• **Short task**: Return each entry exactly, omitting nothing.

• **Dataset rows**:
— start —

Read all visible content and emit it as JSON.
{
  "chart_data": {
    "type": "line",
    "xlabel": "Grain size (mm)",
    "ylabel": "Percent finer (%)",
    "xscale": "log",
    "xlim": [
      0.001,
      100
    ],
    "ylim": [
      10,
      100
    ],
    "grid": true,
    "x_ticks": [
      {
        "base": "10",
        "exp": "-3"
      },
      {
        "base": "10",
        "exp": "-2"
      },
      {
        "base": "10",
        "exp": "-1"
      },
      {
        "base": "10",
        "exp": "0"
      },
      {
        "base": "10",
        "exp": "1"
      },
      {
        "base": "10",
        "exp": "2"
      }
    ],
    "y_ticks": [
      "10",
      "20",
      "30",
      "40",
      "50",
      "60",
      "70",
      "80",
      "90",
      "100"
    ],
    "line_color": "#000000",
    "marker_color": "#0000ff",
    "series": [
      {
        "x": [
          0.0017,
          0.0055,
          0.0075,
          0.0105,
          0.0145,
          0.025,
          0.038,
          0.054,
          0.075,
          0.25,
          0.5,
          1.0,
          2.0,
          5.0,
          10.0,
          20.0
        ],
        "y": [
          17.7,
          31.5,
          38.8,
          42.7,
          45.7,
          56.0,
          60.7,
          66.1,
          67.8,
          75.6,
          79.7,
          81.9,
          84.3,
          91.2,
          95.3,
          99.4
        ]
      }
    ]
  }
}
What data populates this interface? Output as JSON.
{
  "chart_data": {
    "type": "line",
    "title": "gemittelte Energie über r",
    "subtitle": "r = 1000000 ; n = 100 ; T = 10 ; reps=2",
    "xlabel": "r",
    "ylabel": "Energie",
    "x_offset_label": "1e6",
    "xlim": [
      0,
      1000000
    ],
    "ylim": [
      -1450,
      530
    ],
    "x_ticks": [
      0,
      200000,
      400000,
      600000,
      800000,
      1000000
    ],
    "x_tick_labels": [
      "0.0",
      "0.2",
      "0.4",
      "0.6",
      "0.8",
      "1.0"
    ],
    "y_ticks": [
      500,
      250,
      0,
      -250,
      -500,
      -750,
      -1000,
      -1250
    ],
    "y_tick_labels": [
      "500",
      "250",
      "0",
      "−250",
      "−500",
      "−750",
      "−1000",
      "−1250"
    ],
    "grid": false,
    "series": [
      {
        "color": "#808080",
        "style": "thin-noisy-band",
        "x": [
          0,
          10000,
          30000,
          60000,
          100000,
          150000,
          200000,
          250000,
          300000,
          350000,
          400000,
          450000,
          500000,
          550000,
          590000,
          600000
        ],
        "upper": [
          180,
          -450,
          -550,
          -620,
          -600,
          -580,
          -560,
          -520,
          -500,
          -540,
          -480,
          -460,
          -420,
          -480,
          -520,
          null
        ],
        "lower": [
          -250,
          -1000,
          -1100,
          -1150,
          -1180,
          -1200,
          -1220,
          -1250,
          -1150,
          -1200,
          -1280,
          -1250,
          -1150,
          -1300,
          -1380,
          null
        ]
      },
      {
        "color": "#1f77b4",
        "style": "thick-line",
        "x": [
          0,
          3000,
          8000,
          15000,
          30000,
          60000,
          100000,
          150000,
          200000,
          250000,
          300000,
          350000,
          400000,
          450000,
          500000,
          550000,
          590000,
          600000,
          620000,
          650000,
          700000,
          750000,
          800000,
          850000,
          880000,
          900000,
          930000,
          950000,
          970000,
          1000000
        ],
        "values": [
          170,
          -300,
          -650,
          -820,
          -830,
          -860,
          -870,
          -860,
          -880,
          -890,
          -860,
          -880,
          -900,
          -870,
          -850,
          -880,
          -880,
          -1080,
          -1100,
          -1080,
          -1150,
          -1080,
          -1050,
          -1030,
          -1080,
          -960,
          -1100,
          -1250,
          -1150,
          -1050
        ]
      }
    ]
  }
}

— end —

• **Worked answer**:
Read all visible content and emit it as JSON.
{
  "chart_data": {
    "type": "line",
    "xlabel": "Grain size (mm)",
    "ylabel": "Percent finer (%)",
    "xscale": "log",
    "xlim": [
      0.001,
      100
    ],
    "ylim": [
      10,
      100
    ],
    "grid": true,
    "x_ticks": [
      {
        "base": "10",
        "exp": "-3"
      },
      {
        "base": "10",
        "exp": "-2"
      },
      {
        "base": "10",
        "exp": "-1"
      },
      {
        "base": "10",
        "exp": "0"
      },
      {
        "base": "10",
        "exp": "1"
      },
      {
        "base": "10",
        "exp": "2"
      }
    ],
    "y_ticks": [
      "10",
      "20",
      "30",
      "40",
      "50",
      "60",
      "70",
      "80",
      "90",
      "100"
    ],
    "line_color": "#000000",
    "marker_color": "#0000ff",
    "series": [
      {
        "x": [
          0.0017,
          0.0055,
          0.0075,
          0.0105,
          0.0145,
          0.025,
          0.038,
          0.054,
          0.075,
          0.25,
          0.5,
          1.0,
          2.0,
          5.0,
          10.0,
          20.0
        ],
        "y": [
          17.7,
          31.5,
          38.8,
          42.7,
          45.7,
          56.0,
          60.7,
          66.1,
          67.8,
          75.6,
          79.7,
          81.9,
          84.3,
          91.2,
          95.3,
          99.4
        ]
      }
    ]
  }
}
What data populates this interface? Output as JSON.
{
  "chart_data": {
    "type": "line",
    "title": "gemittelte Energie über r",
    "subtitle": "r = 1000000 ; n = 100 ; T = 10 ; reps=2",
    "xlabel": "r",
    "ylabel": "Energie",
    "x_offset_label": "1e6",
    "xlim": [
      0,
      1000000
    ],
    "ylim": [
      -1450,
      530
    ],
    "x_ticks": [
      0,
      200000,
      400000,
      600000,
      800000,
      1000000
    ],
    "x_tick_labels": [
      "0.0",
      "0.2",
      "0.4",
      "0.6",
      "0.8",
      "1.0"
    ],
    "y_ticks": [
      500,
      250,
      0,
      -250,
      -500,
      -750,
      -1000,
      -1250
    ],
    "y_tick_labels": [
      "500",
      "250",
      "0",
      "−250",
      "−500",
      "−750",
      "−1000",
      "−1250"
    ],
    "grid": false,
    "series": [
      {
        "color": "#808080",
        "style": "thin-noisy-band",
        "x": [
          0,
          10000,
          30000,
          60000,
          100000,
          150000,
          200000,
          250000,
          300000,
          350000,
          400000,
          450000,
          500000,
          550000,
          590000,
          600000
        ],
        "upper": [
          180,
          -450,
          -550,
          -620,
          -600,
          -580,
          -560,
          -520,
          -500,
          -540,
          -480,
          -460,
          -420,
          -480,
          -520,
          null
        ],
        "lower": [
          -250,
          -1000,
          -1100,
          -1150,
          -1180,
          -1200,
          -1220,
          -1250,
          -1150,
          -1200,
          -1280,
          -1250,
          -1150,
          -1300,
          -1380,
          null
        ]
      },
      {
        "color": "#1f77b4",
        "style": "thick-line",
        "x": [
          0,
          3000,
          8000,
          15000,
          30000,
          60000,
          100000,
          150000,
          200000,
          250000,
          300000,
          350000,
          400000,
          450000,
          500000,
          550000,
          590000,
          600000,
          620000,
          650000,
          700000,
          750000,
          800000,
          850000,
          880000,
          900000,
          930000,
          950000,
          970000,
          1000000
        ],
        "values": [
          170,
          -300,
          -650,
          -820,
          -830,
          -860,
          -870,
          -860,
          -880,
          -890,
          -860,
          -880,
          -900,
          -870,
          -850,
          -880,
          -880,
          -1080,
          -1100,
          -1080,
          -1150,
          -1080,
          -1050,
          -1030,
          -1080,
          -960,
          -1100,
          -1250,
          -1150,
          -1050
        ]
      }
    ]
  }
}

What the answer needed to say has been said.